┌────────

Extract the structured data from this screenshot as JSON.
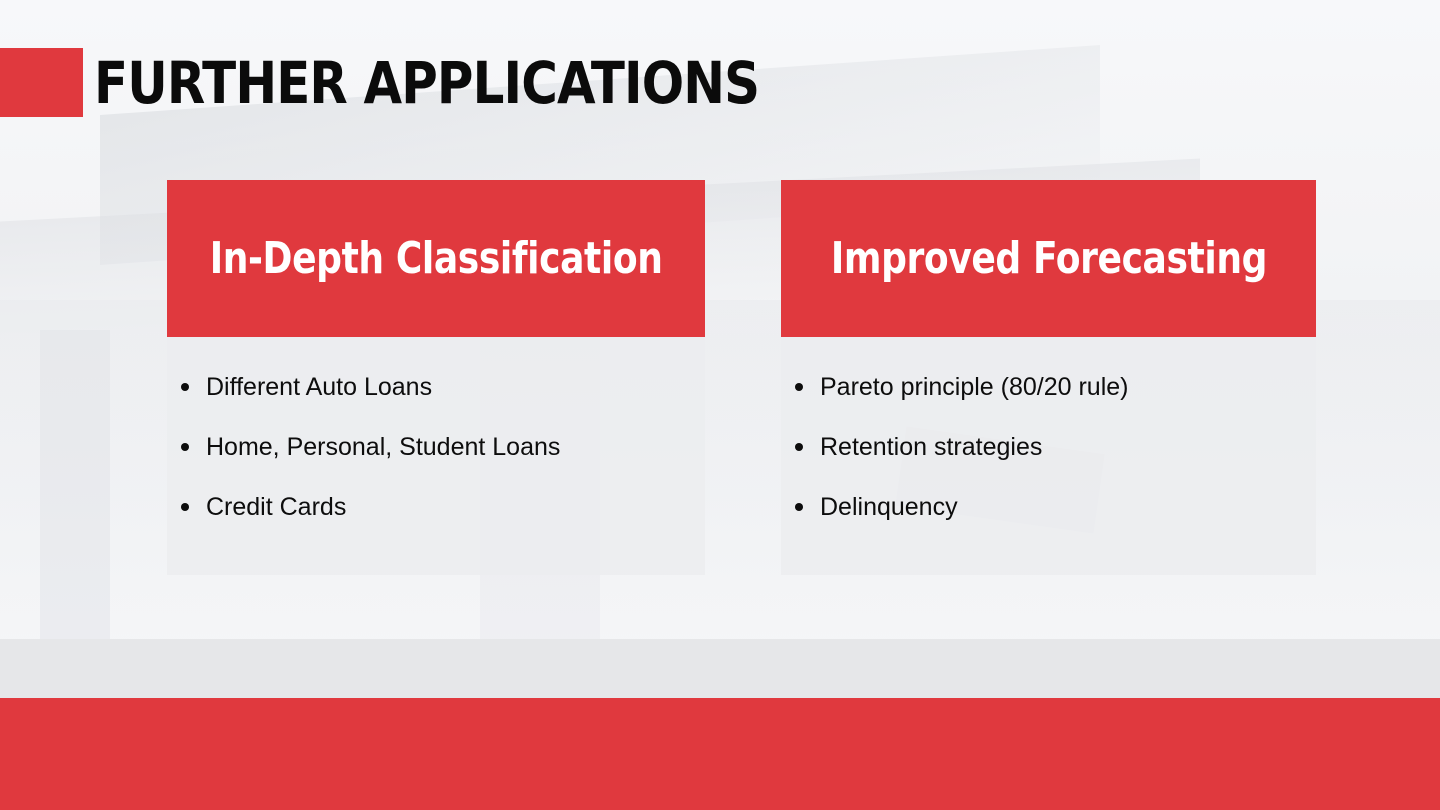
{
  "slide": {
    "title": "FURTHER APPLICATIONS",
    "accent_color": "#e0393e"
  },
  "cards": [
    {
      "heading": "In-Depth Classification",
      "items": [
        "Different Auto Loans",
        "Home, Personal, Student Loans",
        "Credit Cards"
      ]
    },
    {
      "heading": "Improved Forecasting",
      "items": [
        "Pareto principle (80/20 rule)",
        "Retention strategies",
        "Delinquency"
      ]
    }
  ]
}
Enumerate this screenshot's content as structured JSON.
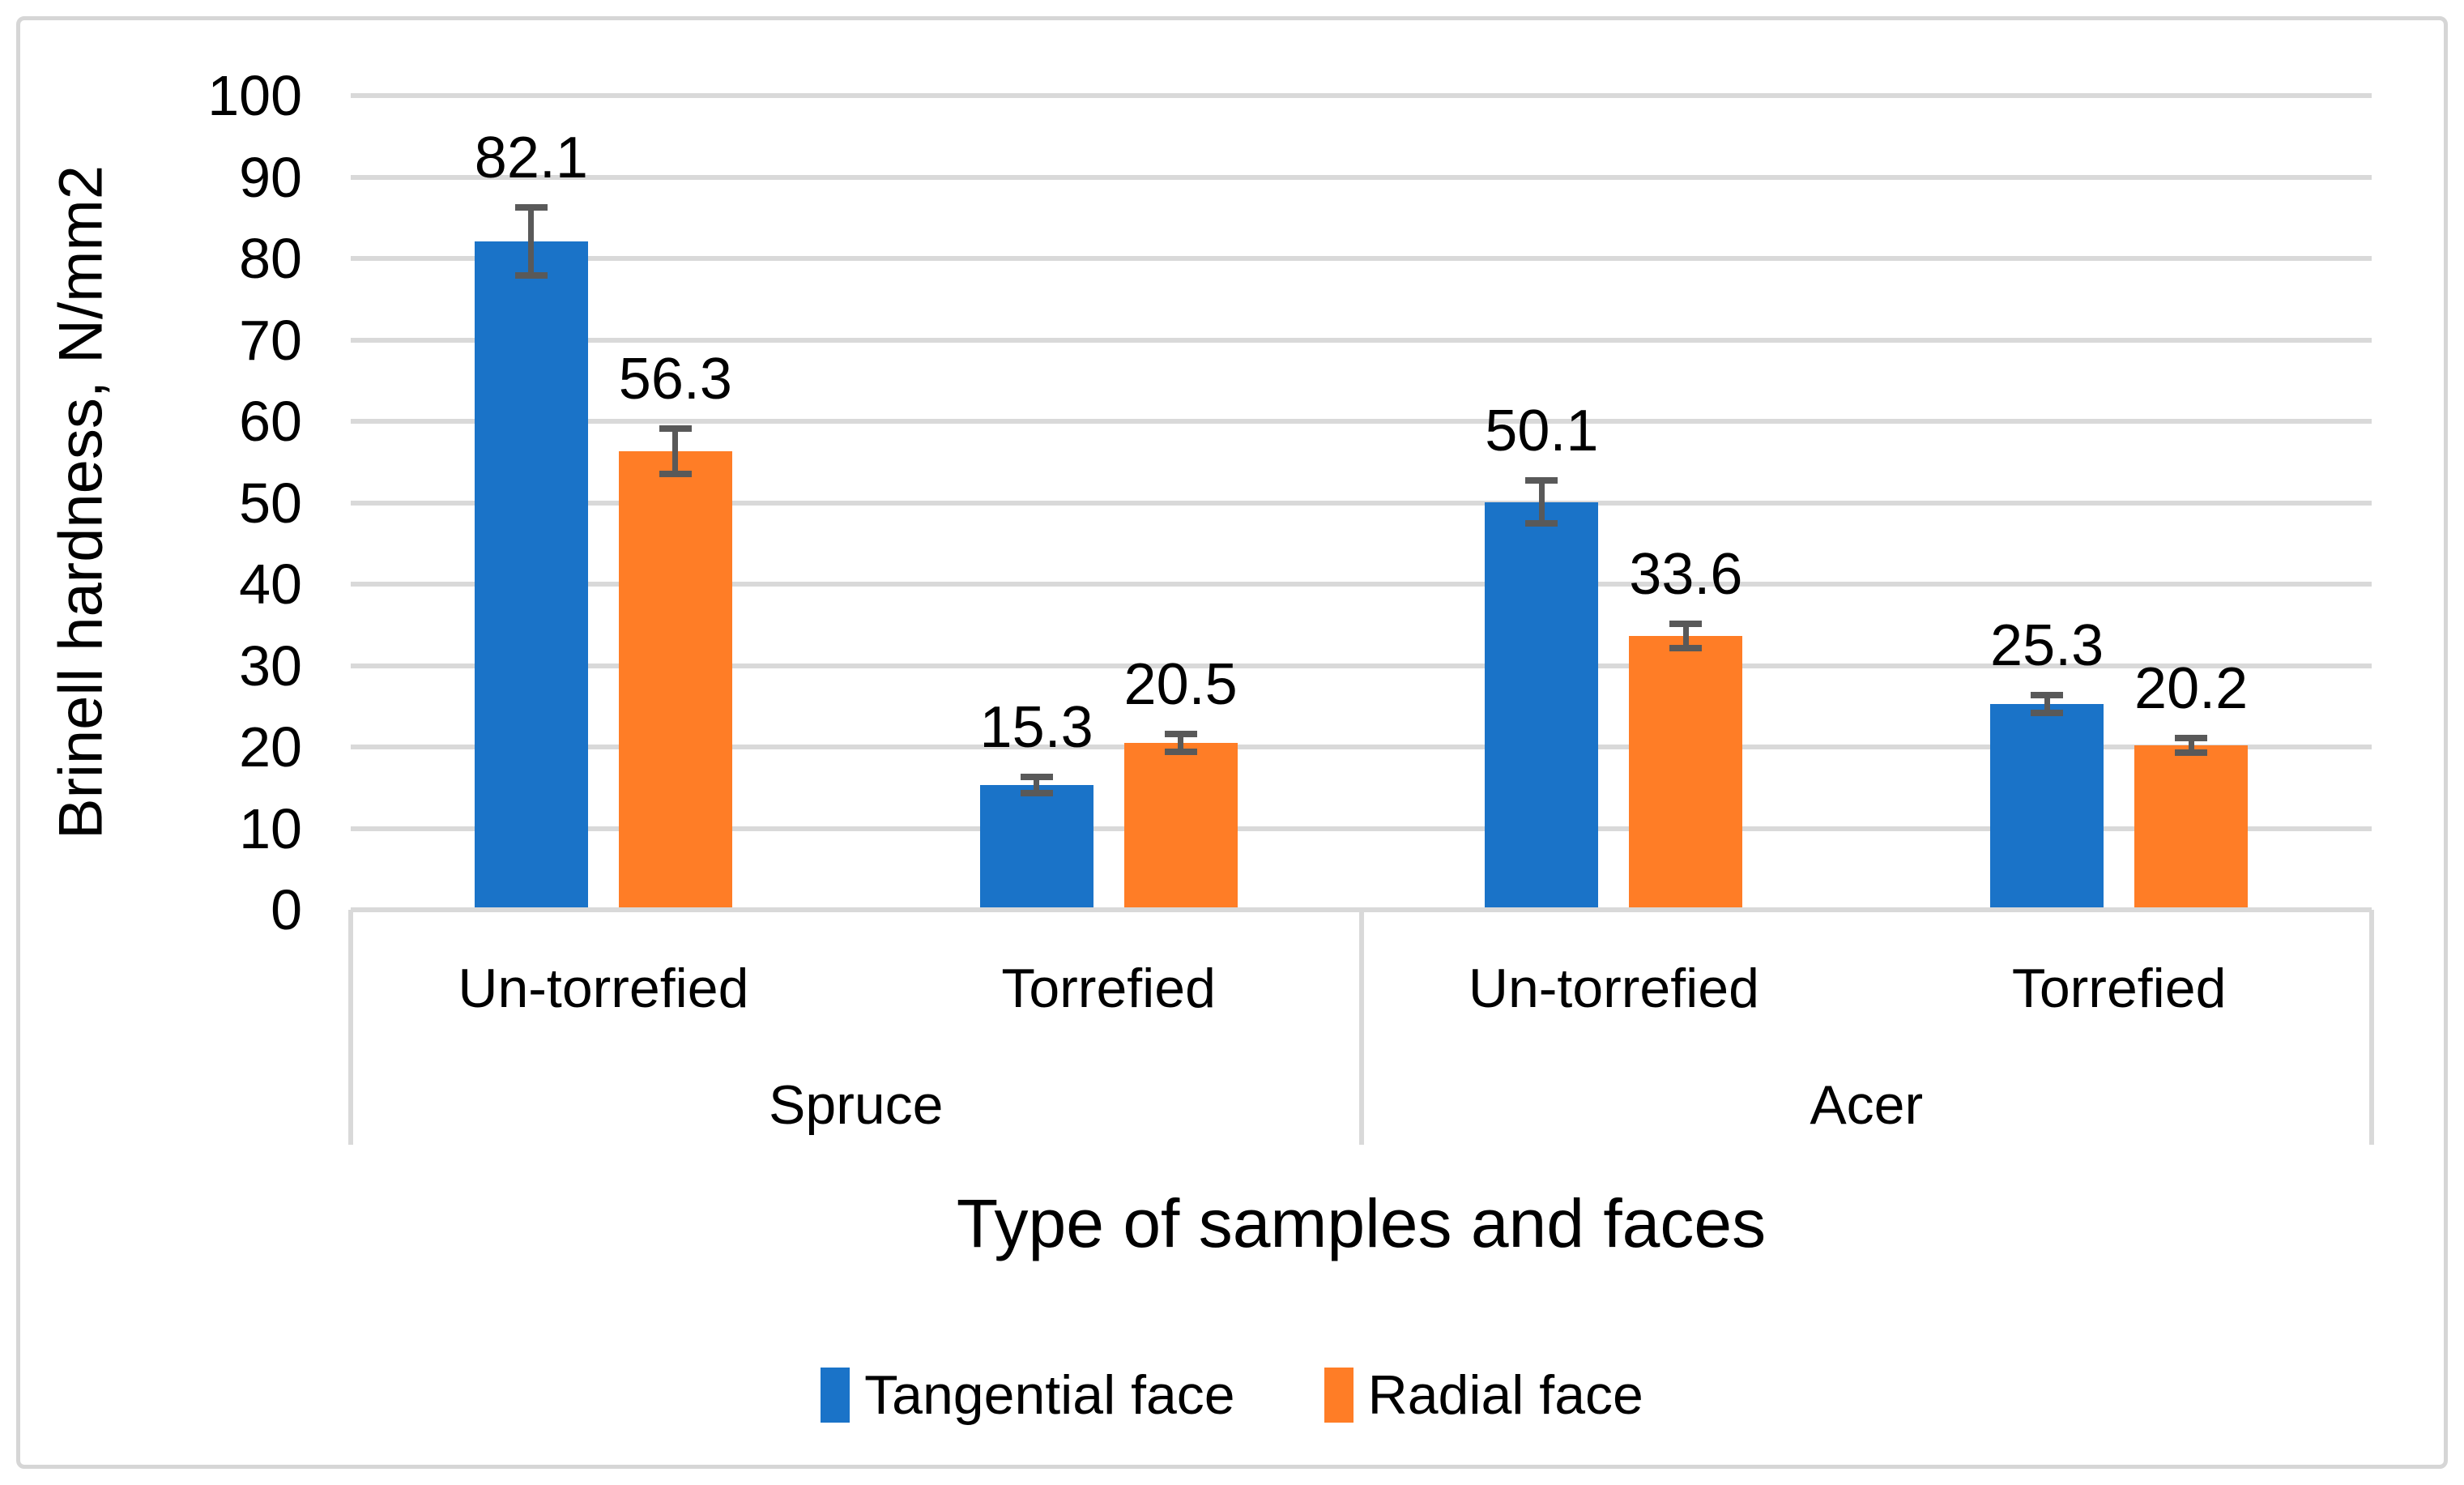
{
  "figure": {
    "y_axis_title": "Brinell hardness, N/mm2",
    "x_axis_title": "Type of samples and faces"
  },
  "colors": {
    "series_blue": "#1a73c8",
    "series_orange": "#ff7d26",
    "gridline": "#d9d9d9",
    "error_bar": "#595959",
    "text": "#000000",
    "figure_border": "#d6d6d6"
  },
  "chart_data": {
    "type": "bar",
    "title": "",
    "ylabel": "Brinell hardness, N/mm2",
    "xlabel": "Type of samples and faces",
    "ylim": [
      0,
      100
    ],
    "ytick_step": 10,
    "yticks": [
      0,
      10,
      20,
      30,
      40,
      50,
      60,
      70,
      80,
      90,
      100
    ],
    "grid": true,
    "legend_position": "bottom",
    "group_labels": [
      "Spruce",
      "Acer"
    ],
    "categories": [
      {
        "label": "Un-torrefied",
        "group": "Spruce"
      },
      {
        "label": "Torrefied",
        "group": "Spruce"
      },
      {
        "label": "Un-torrefied",
        "group": "Acer"
      },
      {
        "label": "Torrefied",
        "group": "Acer"
      }
    ],
    "series": [
      {
        "name": "Tangential face",
        "color": "#1a73c8",
        "values": [
          82.1,
          15.3,
          50.1,
          25.3
        ],
        "errors": [
          4.2,
          1.0,
          2.6,
          1.1
        ],
        "data_labels": [
          "82.1",
          "15.3",
          "50.1",
          "25.3"
        ]
      },
      {
        "name": "Radial face",
        "color": "#ff7d26",
        "values": [
          56.3,
          20.5,
          33.6,
          20.2
        ],
        "errors": [
          2.8,
          1.1,
          1.5,
          0.9
        ],
        "data_labels": [
          "56.3",
          "20.5",
          "33.6",
          "20.2"
        ]
      }
    ]
  }
}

└────────

* **Required task**
Take the entries shown above and quote them verbatim, passing over the pictures.

* **Answer to the exercise**
Extract the structured data from this screenshot as JSON.
{
  "slide": {
    "title": "FURTHER APPLICATIONS",
    "accent_color": "#e0393e"
  },
  "cards": [
    {
      "heading": "In-Depth Classification",
      "items": [
        "Different Auto Loans",
        "Home, Personal, Student Loans",
        "Credit Cards"
      ]
    },
    {
      "heading": "Improved Forecasting",
      "items": [
        "Pareto principle (80/20 rule)",
        "Retention strategies",
        "Delinquency"
      ]
    }
  ]
}
Enumerate this screenshot's content as structured JSON.
{
  "figure": {
    "y_axis_title": "Brinell hardness, N/mm2",
    "x_axis_title": "Type of samples and faces"
  },
  "colors": {
    "series_blue": "#1a73c8",
    "series_orange": "#ff7d26",
    "gridline": "#d9d9d9",
    "error_bar": "#595959",
    "text": "#000000",
    "figure_border": "#d6d6d6"
  },
  "chart_data": {
    "type": "bar",
    "title": "",
    "ylabel": "Brinell hardness, N/mm2",
    "xlabel": "Type of samples and faces",
    "ylim": [
      0,
      100
    ],
    "ytick_step": 10,
    "yticks": [
      0,
      10,
      20,
      30,
      40,
      50,
      60,
      70,
      80,
      90,
      100
    ],
    "grid": true,
    "legend_position": "bottom",
    "group_labels": [
      "Spruce",
      "Acer"
    ],
    "categories": [
      {
        "label": "Un-torrefied",
        "group": "Spruce"
      },
      {
        "label": "Torrefied",
        "group": "Spruce"
      },
      {
        "label": "Un-torrefied",
        "group": "Acer"
      },
      {
        "label": "Torrefied",
        "group": "Acer"
      }
    ],
    "series": [
      {
        "name": "Tangential face",
        "color": "#1a73c8",
        "values": [
          82.1,
          15.3,
          50.1,
          25.3
        ],
        "errors": [
          4.2,
          1.0,
          2.6,
          1.1
        ],
        "data_labels": [
          "82.1",
          "15.3",
          "50.1",
          "25.3"
        ]
      },
      {
        "name": "Radial face",
        "color": "#ff7d26",
        "values": [
          56.3,
          20.5,
          33.6,
          20.2
        ],
        "errors": [
          2.8,
          1.1,
          1.5,
          0.9
        ],
        "data_labels": [
          "56.3",
          "20.5",
          "33.6",
          "20.2"
        ]
      }
    ]
  }
}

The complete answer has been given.